begin LISTING

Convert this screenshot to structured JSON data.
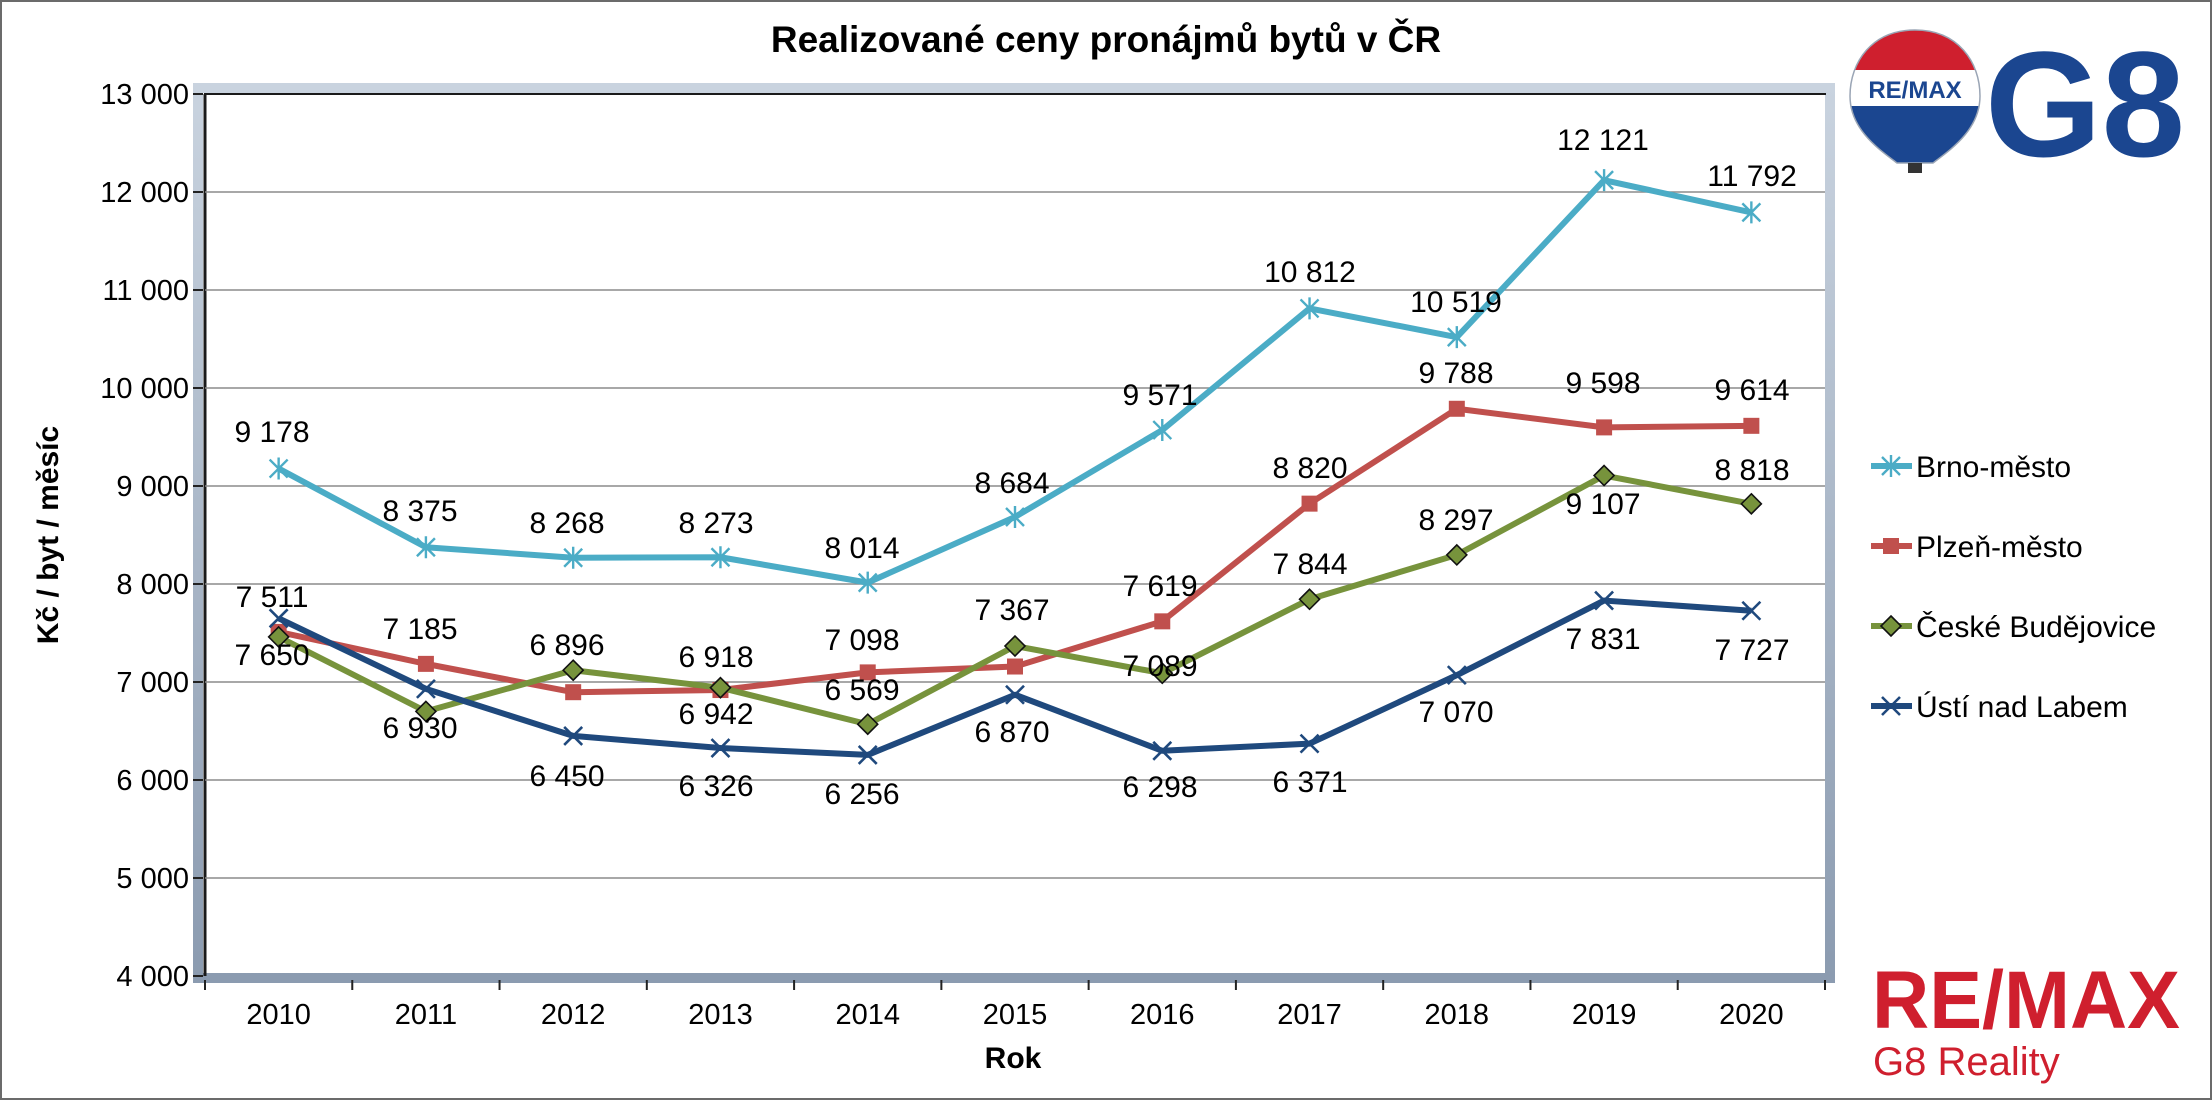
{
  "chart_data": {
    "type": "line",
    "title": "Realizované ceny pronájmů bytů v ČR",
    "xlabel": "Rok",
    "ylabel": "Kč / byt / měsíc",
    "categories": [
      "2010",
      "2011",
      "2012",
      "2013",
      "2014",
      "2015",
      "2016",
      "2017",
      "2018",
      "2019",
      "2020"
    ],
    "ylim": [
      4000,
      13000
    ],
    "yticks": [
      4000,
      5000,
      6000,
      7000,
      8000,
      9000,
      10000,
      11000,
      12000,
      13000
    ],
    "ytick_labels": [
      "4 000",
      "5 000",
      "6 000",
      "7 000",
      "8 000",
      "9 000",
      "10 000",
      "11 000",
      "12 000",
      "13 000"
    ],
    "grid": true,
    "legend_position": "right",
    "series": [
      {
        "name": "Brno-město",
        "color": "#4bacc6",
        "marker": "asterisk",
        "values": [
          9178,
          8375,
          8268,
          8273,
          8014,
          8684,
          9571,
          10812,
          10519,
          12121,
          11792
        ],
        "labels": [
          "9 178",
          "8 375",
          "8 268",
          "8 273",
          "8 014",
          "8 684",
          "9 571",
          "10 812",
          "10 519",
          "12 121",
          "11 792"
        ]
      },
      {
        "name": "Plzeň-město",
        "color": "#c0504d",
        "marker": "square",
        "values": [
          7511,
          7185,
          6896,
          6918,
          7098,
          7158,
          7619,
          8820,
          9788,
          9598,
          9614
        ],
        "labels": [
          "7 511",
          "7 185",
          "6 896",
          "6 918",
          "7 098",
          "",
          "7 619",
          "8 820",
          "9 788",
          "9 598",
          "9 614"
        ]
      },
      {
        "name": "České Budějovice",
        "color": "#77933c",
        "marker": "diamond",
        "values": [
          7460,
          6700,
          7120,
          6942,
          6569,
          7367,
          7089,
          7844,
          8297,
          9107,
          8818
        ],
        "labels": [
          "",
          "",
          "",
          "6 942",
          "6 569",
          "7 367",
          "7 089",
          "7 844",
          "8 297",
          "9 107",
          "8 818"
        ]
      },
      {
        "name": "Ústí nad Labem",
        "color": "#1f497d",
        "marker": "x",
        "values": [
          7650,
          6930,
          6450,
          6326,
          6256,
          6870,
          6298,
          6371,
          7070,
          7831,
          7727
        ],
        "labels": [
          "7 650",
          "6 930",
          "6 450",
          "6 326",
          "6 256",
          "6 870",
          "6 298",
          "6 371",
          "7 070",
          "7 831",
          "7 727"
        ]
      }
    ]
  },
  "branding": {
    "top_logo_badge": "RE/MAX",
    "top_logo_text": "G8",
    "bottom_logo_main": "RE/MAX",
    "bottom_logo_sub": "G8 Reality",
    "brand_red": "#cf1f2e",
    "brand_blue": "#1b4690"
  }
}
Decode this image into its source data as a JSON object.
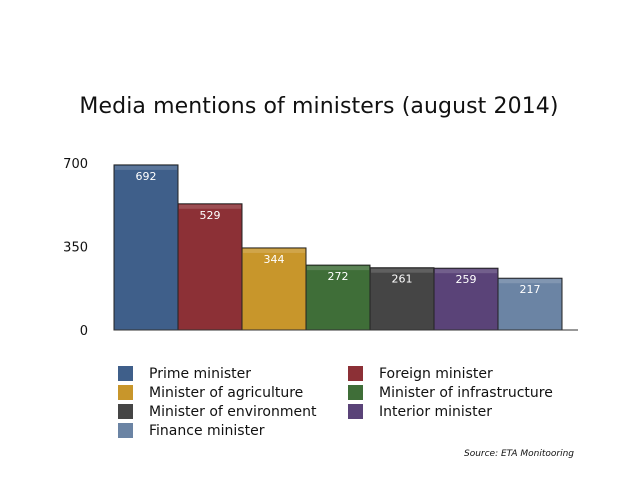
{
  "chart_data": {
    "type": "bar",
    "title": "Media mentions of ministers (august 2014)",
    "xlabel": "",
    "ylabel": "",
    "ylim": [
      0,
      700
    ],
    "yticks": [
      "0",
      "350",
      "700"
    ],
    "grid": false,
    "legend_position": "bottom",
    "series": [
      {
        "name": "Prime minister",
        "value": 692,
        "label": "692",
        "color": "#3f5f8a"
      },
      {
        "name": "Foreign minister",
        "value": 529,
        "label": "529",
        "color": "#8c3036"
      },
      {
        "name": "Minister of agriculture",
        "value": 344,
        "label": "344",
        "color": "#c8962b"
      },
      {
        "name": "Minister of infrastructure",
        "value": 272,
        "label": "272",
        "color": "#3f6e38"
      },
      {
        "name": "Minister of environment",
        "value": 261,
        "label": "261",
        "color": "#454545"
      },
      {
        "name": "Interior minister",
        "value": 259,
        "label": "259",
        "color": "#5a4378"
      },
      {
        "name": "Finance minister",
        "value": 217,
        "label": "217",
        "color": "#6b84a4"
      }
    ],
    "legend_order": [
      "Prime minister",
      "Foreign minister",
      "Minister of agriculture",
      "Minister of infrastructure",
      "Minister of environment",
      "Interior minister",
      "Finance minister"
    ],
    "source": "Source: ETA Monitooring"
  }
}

end LISTING

WHAT THE EXERCISE ASKS
Repeat the material above in full and exactly, omitting the pictures.

FULL SOLUTION
Convert this screenshot to structured JSON data.
{
  "chart_data": {
    "type": "line",
    "title": "Realizované ceny pronájmů bytů v ČR",
    "xlabel": "Rok",
    "ylabel": "Kč / byt / měsíc",
    "categories": [
      "2010",
      "2011",
      "2012",
      "2013",
      "2014",
      "2015",
      "2016",
      "2017",
      "2018",
      "2019",
      "2020"
    ],
    "ylim": [
      4000,
      13000
    ],
    "yticks": [
      4000,
      5000,
      6000,
      7000,
      8000,
      9000,
      10000,
      11000,
      12000,
      13000
    ],
    "ytick_labels": [
      "4 000",
      "5 000",
      "6 000",
      "7 000",
      "8 000",
      "9 000",
      "10 000",
      "11 000",
      "12 000",
      "13 000"
    ],
    "grid": true,
    "legend_position": "right",
    "series": [
      {
        "name": "Brno-město",
        "color": "#4bacc6",
        "marker": "asterisk",
        "values": [
          9178,
          8375,
          8268,
          8273,
          8014,
          8684,
          9571,
          10812,
          10519,
          12121,
          11792
        ],
        "labels": [
          "9 178",
          "8 375",
          "8 268",
          "8 273",
          "8 014",
          "8 684",
          "9 571",
          "10 812",
          "10 519",
          "12 121",
          "11 792"
        ]
      },
      {
        "name": "Plzeň-město",
        "color": "#c0504d",
        "marker": "square",
        "values": [
          7511,
          7185,
          6896,
          6918,
          7098,
          7158,
          7619,
          8820,
          9788,
          9598,
          9614
        ],
        "labels": [
          "7 511",
          "7 185",
          "6 896",
          "6 918",
          "7 098",
          "",
          "7 619",
          "8 820",
          "9 788",
          "9 598",
          "9 614"
        ]
      },
      {
        "name": "České Budějovice",
        "color": "#77933c",
        "marker": "diamond",
        "values": [
          7460,
          6700,
          7120,
          6942,
          6569,
          7367,
          7089,
          7844,
          8297,
          9107,
          8818
        ],
        "labels": [
          "",
          "",
          "",
          "6 942",
          "6 569",
          "7 367",
          "7 089",
          "7 844",
          "8 297",
          "9 107",
          "8 818"
        ]
      },
      {
        "name": "Ústí nad Labem",
        "color": "#1f497d",
        "marker": "x",
        "values": [
          7650,
          6930,
          6450,
          6326,
          6256,
          6870,
          6298,
          6371,
          7070,
          7831,
          7727
        ],
        "labels": [
          "7 650",
          "6 930",
          "6 450",
          "6 326",
          "6 256",
          "6 870",
          "6 298",
          "6 371",
          "7 070",
          "7 831",
          "7 727"
        ]
      }
    ]
  },
  "branding": {
    "top_logo_badge": "RE/MAX",
    "top_logo_text": "G8",
    "bottom_logo_main": "RE/MAX",
    "bottom_logo_sub": "G8 Reality",
    "brand_red": "#cf1f2e",
    "brand_blue": "#1b4690"
  }
}
Decode this image into its source data as a JSON object.
{
  "chart_data": {
    "type": "bar",
    "title": "Media mentions of ministers (august 2014)",
    "xlabel": "",
    "ylabel": "",
    "ylim": [
      0,
      700
    ],
    "yticks": [
      "0",
      "350",
      "700"
    ],
    "grid": false,
    "legend_position": "bottom",
    "series": [
      {
        "name": "Prime minister",
        "value": 692,
        "label": "692",
        "color": "#3f5f8a"
      },
      {
        "name": "Foreign minister",
        "value": 529,
        "label": "529",
        "color": "#8c3036"
      },
      {
        "name": "Minister of agriculture",
        "value": 344,
        "label": "344",
        "color": "#c8962b"
      },
      {
        "name": "Minister of infrastructure",
        "value": 272,
        "label": "272",
        "color": "#3f6e38"
      },
      {
        "name": "Minister of environment",
        "value": 261,
        "label": "261",
        "color": "#454545"
      },
      {
        "name": "Interior minister",
        "value": 259,
        "label": "259",
        "color": "#5a4378"
      },
      {
        "name": "Finance minister",
        "value": 217,
        "label": "217",
        "color": "#6b84a4"
      }
    ],
    "legend_order": [
      "Prime minister",
      "Foreign minister",
      "Minister of agriculture",
      "Minister of infrastructure",
      "Minister of environment",
      "Interior minister",
      "Finance minister"
    ],
    "source": "Source: ETA Monitooring"
  }
}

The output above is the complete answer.